### [WORK REQUIRED]
Extract the full listing verbatim and drop any pictures from your copy.

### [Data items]
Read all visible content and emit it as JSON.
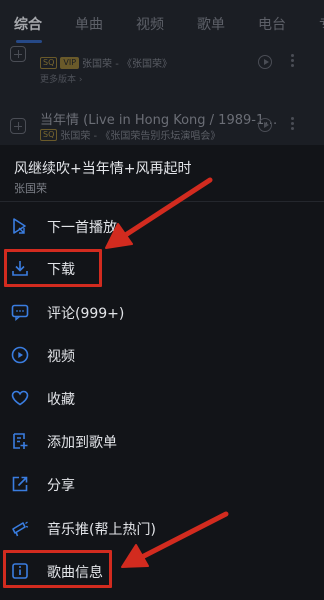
{
  "tabs": [
    {
      "label": "综合",
      "active": true
    },
    {
      "label": "单曲",
      "active": false
    },
    {
      "label": "视频",
      "active": false
    },
    {
      "label": "歌单",
      "active": false
    },
    {
      "label": "电台",
      "active": false
    },
    {
      "label": "专",
      "active": false
    }
  ],
  "background_songs": [
    {
      "title": "",
      "badges": [
        "SQ",
        "VIP"
      ],
      "artist_album": "张国荣 - 《张国荣》",
      "more_versions": "更多版本 ›"
    },
    {
      "title": "当年情 (Live in Hong Kong / 1989-1…",
      "badges": [
        "SQ"
      ],
      "artist_album": "张国荣 - 《张国荣告别乐坛演唱会》",
      "more_versions": ""
    }
  ],
  "sheet": {
    "title": "风继续吹+当年情+风再起时",
    "subtitle": "张国荣",
    "items": [
      {
        "label": "下一首播放",
        "icon": "play-next-icon"
      },
      {
        "label": "下载",
        "icon": "download-icon"
      },
      {
        "label": "评论(999+)",
        "icon": "comment-icon"
      },
      {
        "label": "视频",
        "icon": "video-icon"
      },
      {
        "label": "收藏",
        "icon": "heart-icon"
      },
      {
        "label": "添加到歌单",
        "icon": "add-to-playlist-icon"
      },
      {
        "label": "分享",
        "icon": "share-icon"
      },
      {
        "label": "音乐推(帮上热门)",
        "icon": "promote-icon"
      },
      {
        "label": "歌曲信息",
        "icon": "song-info-icon"
      }
    ]
  },
  "annotations": {
    "color": "#d22b1f",
    "highlighted_items": [
      "下载",
      "歌曲信息"
    ]
  },
  "colors": {
    "icon_blue": "#3a7de0",
    "background": "#121418"
  }
}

### [ANSWER TO THIS TASK]
Read all visible content and emit it as JSON.
{
  "tabs": [
    {
      "label": "综合",
      "active": true
    },
    {
      "label": "单曲",
      "active": false
    },
    {
      "label": "视频",
      "active": false
    },
    {
      "label": "歌单",
      "active": false
    },
    {
      "label": "电台",
      "active": false
    },
    {
      "label": "专",
      "active": false
    }
  ],
  "background_songs": [
    {
      "title": "",
      "badges": [
        "SQ",
        "VIP"
      ],
      "artist_album": "张国荣 - 《张国荣》",
      "more_versions": "更多版本 ›"
    },
    {
      "title": "当年情 (Live in Hong Kong / 1989-1…",
      "badges": [
        "SQ"
      ],
      "artist_album": "张国荣 - 《张国荣告别乐坛演唱会》",
      "more_versions": ""
    }
  ],
  "sheet": {
    "title": "风继续吹+当年情+风再起时",
    "subtitle": "张国荣",
    "items": [
      {
        "label": "下一首播放",
        "icon": "play-next-icon"
      },
      {
        "label": "下载",
        "icon": "download-icon"
      },
      {
        "label": "评论(999+)",
        "icon": "comment-icon"
      },
      {
        "label": "视频",
        "icon": "video-icon"
      },
      {
        "label": "收藏",
        "icon": "heart-icon"
      },
      {
        "label": "添加到歌单",
        "icon": "add-to-playlist-icon"
      },
      {
        "label": "分享",
        "icon": "share-icon"
      },
      {
        "label": "音乐推(帮上热门)",
        "icon": "promote-icon"
      },
      {
        "label": "歌曲信息",
        "icon": "song-info-icon"
      }
    ]
  },
  "annotations": {
    "color": "#d22b1f",
    "highlighted_items": [
      "下载",
      "歌曲信息"
    ]
  },
  "colors": {
    "icon_blue": "#3a7de0",
    "background": "#121418"
  }
}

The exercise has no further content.